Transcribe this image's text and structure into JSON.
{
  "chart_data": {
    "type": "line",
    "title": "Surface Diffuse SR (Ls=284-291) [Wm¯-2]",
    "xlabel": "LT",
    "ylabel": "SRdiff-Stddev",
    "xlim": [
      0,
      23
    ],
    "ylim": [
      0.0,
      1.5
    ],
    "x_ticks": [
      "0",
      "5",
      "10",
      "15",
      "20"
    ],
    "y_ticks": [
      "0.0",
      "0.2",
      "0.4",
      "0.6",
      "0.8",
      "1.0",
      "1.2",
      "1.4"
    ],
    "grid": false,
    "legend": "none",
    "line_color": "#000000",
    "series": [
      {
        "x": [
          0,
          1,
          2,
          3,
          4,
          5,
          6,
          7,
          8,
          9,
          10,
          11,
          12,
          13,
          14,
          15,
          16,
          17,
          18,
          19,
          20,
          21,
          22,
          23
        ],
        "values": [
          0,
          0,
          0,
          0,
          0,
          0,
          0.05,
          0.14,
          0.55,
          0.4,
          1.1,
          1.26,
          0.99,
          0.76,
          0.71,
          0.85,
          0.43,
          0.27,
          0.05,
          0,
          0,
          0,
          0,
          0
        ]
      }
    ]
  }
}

+ + + + + + +

# TO BE DONE:
Every record above should be output exactly.

# FINISHED ANSWER:
Transcribe this image's text and structure into JSON.
{
  "chart_data": {
    "type": "line",
    "title": "Surface Diffuse SR (Ls=284-291) [Wm¯-2]",
    "xlabel": "LT",
    "ylabel": "SRdiff-Stddev",
    "xlim": [
      0,
      23
    ],
    "ylim": [
      0.0,
      1.5
    ],
    "x_ticks": [
      "0",
      "5",
      "10",
      "15",
      "20"
    ],
    "y_ticks": [
      "0.0",
      "0.2",
      "0.4",
      "0.6",
      "0.8",
      "1.0",
      "1.2",
      "1.4"
    ],
    "grid": false,
    "legend": "none",
    "line_color": "#000000",
    "series": [
      {
        "x": [
          0,
          1,
          2,
          3,
          4,
          5,
          6,
          7,
          8,
          9,
          10,
          11,
          12,
          13,
          14,
          15,
          16,
          17,
          18,
          19,
          20,
          21,
          22,
          23
        ],
        "values": [
          0,
          0,
          0,
          0,
          0,
          0,
          0.05,
          0.14,
          0.55,
          0.4,
          1.1,
          1.26,
          0.99,
          0.76,
          0.71,
          0.85,
          0.43,
          0.27,
          0.05,
          0,
          0,
          0,
          0,
          0
        ]
      }
    ]
  }
}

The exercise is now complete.